[Stored items from a collection]
%%

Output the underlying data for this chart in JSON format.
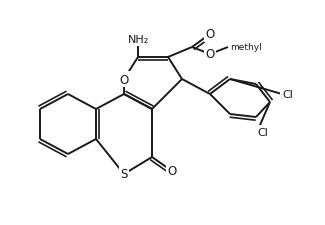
{
  "background_color": "#ffffff",
  "line_color": "#1a1a1a",
  "line_width": 1.5,
  "font_size": 8,
  "atoms": {
    "S": "S",
    "O1": "O",
    "O2": "O",
    "O3": "O",
    "N": "NH₂",
    "Cl1": "Cl",
    "Cl2": "Cl"
  }
}
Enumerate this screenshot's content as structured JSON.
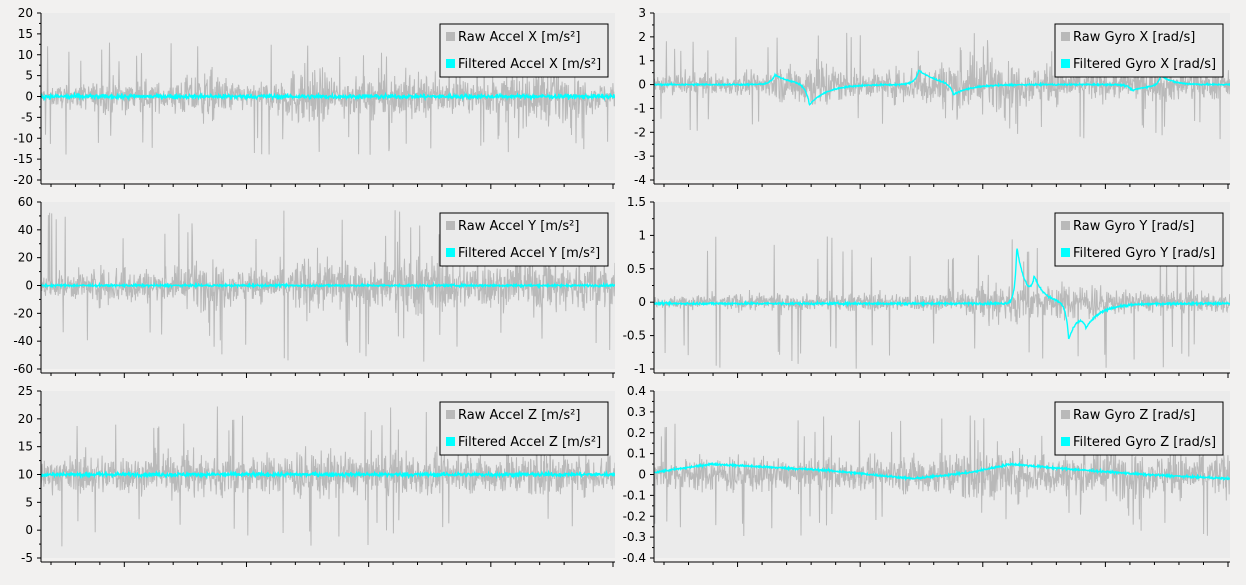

%%

> [Stated goal]:
Copy each line in full and exactly, omitting any picture.

> [Solution to this exercise]:
Output the underlying data for this chart in JSON format.
{
  "background_color": "#ffffff",
  "line_color": "#1a1a1a",
  "line_width": 1.5,
  "font_size": 8,
  "atoms": {
    "S": "S",
    "O1": "O",
    "O2": "O",
    "O3": "O",
    "N": "NH₂",
    "Cl1": "Cl",
    "Cl2": "Cl"
  }
}
Enumerate this screenshot's content as structured JSON.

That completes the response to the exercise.